Stated goal: Copy out all the data, word for word.

(Stored records)
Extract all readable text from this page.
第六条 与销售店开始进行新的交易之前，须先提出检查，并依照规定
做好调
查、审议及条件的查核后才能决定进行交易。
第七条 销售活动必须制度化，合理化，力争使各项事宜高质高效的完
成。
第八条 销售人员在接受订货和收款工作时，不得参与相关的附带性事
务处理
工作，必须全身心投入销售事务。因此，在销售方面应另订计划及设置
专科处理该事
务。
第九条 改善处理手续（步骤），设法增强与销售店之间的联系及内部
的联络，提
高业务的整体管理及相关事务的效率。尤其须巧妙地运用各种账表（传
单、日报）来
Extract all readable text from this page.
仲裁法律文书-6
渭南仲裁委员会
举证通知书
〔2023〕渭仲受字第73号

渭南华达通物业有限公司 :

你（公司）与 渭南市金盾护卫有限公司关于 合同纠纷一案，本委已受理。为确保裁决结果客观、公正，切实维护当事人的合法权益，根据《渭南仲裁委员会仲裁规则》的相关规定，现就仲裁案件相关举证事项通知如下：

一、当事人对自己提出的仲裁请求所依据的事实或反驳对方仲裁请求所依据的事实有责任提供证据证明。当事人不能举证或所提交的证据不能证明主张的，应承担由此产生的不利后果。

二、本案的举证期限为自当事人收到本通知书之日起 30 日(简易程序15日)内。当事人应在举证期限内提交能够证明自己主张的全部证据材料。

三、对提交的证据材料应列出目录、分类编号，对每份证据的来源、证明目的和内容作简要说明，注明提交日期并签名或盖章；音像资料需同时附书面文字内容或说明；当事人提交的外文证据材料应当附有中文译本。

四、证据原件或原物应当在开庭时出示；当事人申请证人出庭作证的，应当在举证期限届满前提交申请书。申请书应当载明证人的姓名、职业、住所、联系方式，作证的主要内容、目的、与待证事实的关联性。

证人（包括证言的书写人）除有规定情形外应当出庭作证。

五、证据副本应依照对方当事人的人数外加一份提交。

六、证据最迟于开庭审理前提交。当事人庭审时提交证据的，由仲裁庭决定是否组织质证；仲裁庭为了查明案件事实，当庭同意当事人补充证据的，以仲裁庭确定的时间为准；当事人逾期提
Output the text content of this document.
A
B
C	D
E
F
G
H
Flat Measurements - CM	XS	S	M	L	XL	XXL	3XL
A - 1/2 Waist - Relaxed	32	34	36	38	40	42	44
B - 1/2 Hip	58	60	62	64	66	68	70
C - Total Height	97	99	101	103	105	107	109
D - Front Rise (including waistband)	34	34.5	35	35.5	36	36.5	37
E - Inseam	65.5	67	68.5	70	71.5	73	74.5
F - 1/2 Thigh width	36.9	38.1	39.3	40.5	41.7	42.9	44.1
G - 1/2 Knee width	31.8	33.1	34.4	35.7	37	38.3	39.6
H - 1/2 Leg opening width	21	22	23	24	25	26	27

Complete answer:
Extract all readable text from this page.
第六条 与销售店开始进行新的交易之前，须先提出检查，并依照规定
做好调
查、审议及条件的查核后才能决定进行交易。
第七条 销售活动必须制度化，合理化，力争使各项事宜高质高效的完
成。
第八条 销售人员在接受订货和收款工作时，不得参与相关的附带性事
务处理
工作，必须全身心投入销售事务。因此，在销售方面应另订计划及设置
专科处理该事
务。
第九条 改善处理手续（步骤），设法增强与销售店之间的联系及内部
的联络，提
高业务的整体管理及相关事务的效率。尤其须巧妙地运用各种账表（传
单、日报）来
Extract all readable text from this page.
仲裁法律文书-6
渭南仲裁委员会
举证通知书
〔2023〕渭仲受字第73号

渭南华达通物业有限公司 :

你（公司）与 渭南市金盾护卫有限公司关于 合同纠纷一案，本委已受理。为确保裁决结果客观、公正，切实维护当事人的合法权益，根据《渭南仲裁委员会仲裁规则》的相关规定，现就仲裁案件相关举证事项通知如下：

一、当事人对自己提出的仲裁请求所依据的事实或反驳对方仲裁请求所依据的事实有责任提供证据证明。当事人不能举证或所提交的证据不能证明主张的，应承担由此产生的不利后果。

二、本案的举证期限为自当事人收到本通知书之日起 30 日(简易程序15日)内。当事人应在举证期限内提交能够证明自己主张的全部证据材料。

三、对提交的证据材料应列出目录、分类编号，对每份证据的来源、证明目的和内容作简要说明，注明提交日期并签名或盖章；音像资料需同时附书面文字内容或说明；当事人提交的外文证据材料应当附有中文译本。

四、证据原件或原物应当在开庭时出示；当事人申请证人出庭作证的，应当在举证期限届满前提交申请书。申请书应当载明证人的姓名、职业、住所、联系方式，作证的主要内容、目的、与待证事实的关联性。

证人（包括证言的书写人）除有规定情形外应当出庭作证。

五、证据副本应依照对方当事人的人数外加一份提交。

六、证据最迟于开庭审理前提交。当事人庭审时提交证据的，由仲裁庭决定是否组织质证；仲裁庭为了查明案件事实，当庭同意当事人补充证据的，以仲裁庭确定的时间为准；当事人逾期提
Output the text content of this document.
A
B
C	D
E
F
G
H
Flat Measurements - CM	XS	S	M	L	XL	XXL	3XL
A - 1/2 Waist - Relaxed	32	34	36	38	40	42	44
B - 1/2 Hip	58	60	62	64	66	68	70
C - Total Height	97	99	101	103	105	107	109
D - Front Rise (including waistband)	34	34.5	35	35.5	36	36.5	37
E - Inseam	65.5	67	68.5	70	71.5	73	74.5
F - 1/2 Thigh width	36.9	38.1	39.3	40.5	41.7	42.9	44.1
G - 1/2 Knee width	31.8	33.1	34.4	35.7	37	38.3	39.6
H - 1/2 Leg opening width	21	22	23	24	25	26	27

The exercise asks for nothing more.